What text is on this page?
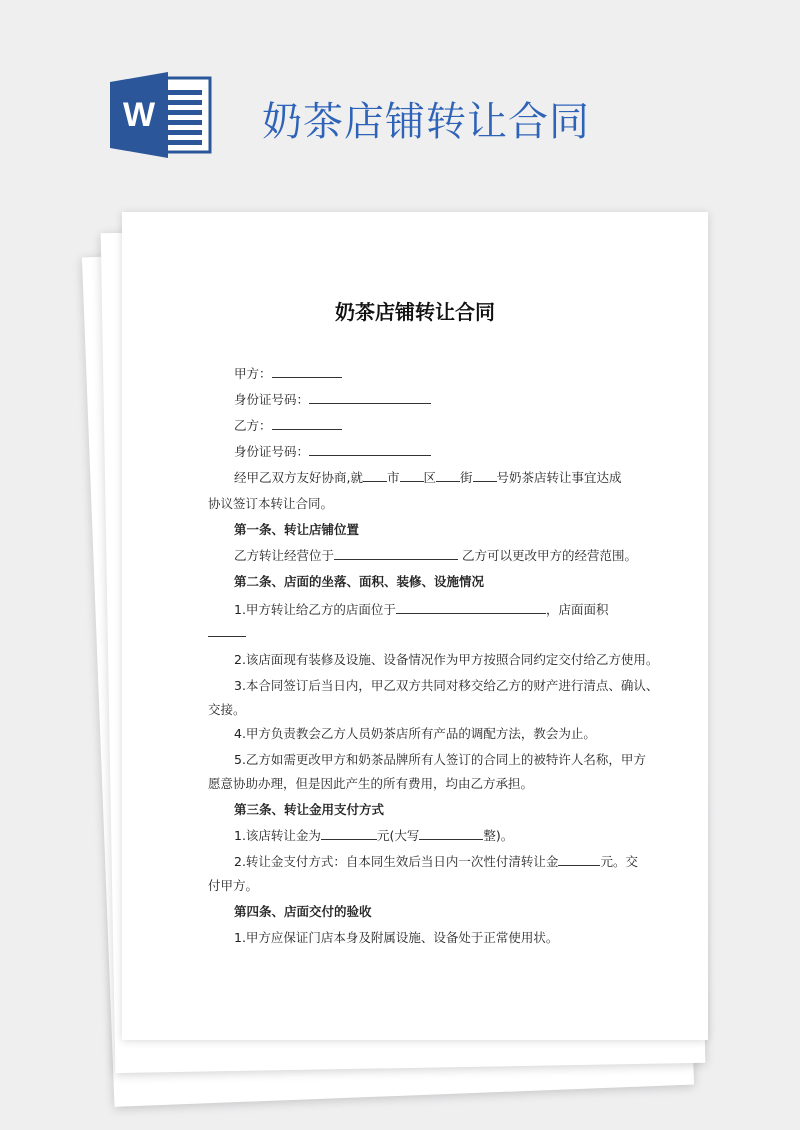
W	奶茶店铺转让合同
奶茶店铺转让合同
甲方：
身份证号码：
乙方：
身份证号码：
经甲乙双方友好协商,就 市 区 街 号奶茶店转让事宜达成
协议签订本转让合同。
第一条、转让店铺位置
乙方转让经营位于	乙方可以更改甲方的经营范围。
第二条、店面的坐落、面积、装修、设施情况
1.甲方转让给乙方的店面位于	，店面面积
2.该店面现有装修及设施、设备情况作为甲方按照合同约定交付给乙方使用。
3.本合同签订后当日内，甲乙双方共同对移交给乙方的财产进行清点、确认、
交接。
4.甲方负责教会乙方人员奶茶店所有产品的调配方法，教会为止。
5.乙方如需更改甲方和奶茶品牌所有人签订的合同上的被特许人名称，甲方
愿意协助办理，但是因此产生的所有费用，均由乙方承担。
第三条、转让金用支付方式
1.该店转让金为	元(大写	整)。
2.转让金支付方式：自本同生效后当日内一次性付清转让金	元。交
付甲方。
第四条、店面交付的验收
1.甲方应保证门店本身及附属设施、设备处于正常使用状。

++++++++++++++++++++

Exercise brief> Write out all the entries exactly, except for the pictures.

Solution to this exercise>
What text is on this page?
W	奶茶店铺转让合同
奶茶店铺转让合同
甲方：
身份证号码：
乙方：
身份证号码：
经甲乙双方友好协商,就 市 区 街 号奶茶店转让事宜达成
协议签订本转让合同。
第一条、转让店铺位置
乙方转让经营位于	乙方可以更改甲方的经营范围。
第二条、店面的坐落、面积、装修、设施情况
1.甲方转让给乙方的店面位于	，店面面积
2.该店面现有装修及设施、设备情况作为甲方按照合同约定交付给乙方使用。
3.本合同签订后当日内，甲乙双方共同对移交给乙方的财产进行清点、确认、
交接。
4.甲方负责教会乙方人员奶茶店所有产品的调配方法，教会为止。
5.乙方如需更改甲方和奶茶品牌所有人签订的合同上的被特许人名称，甲方
愿意协助办理，但是因此产生的所有费用，均由乙方承担。
第三条、转让金用支付方式
1.该店转让金为	元(大写	整)。
2.转让金支付方式：自本同生效后当日内一次性付清转让金	元。交
付甲方。
第四条、店面交付的验收
1.甲方应保证门店本身及附属设施、设备处于正常使用状。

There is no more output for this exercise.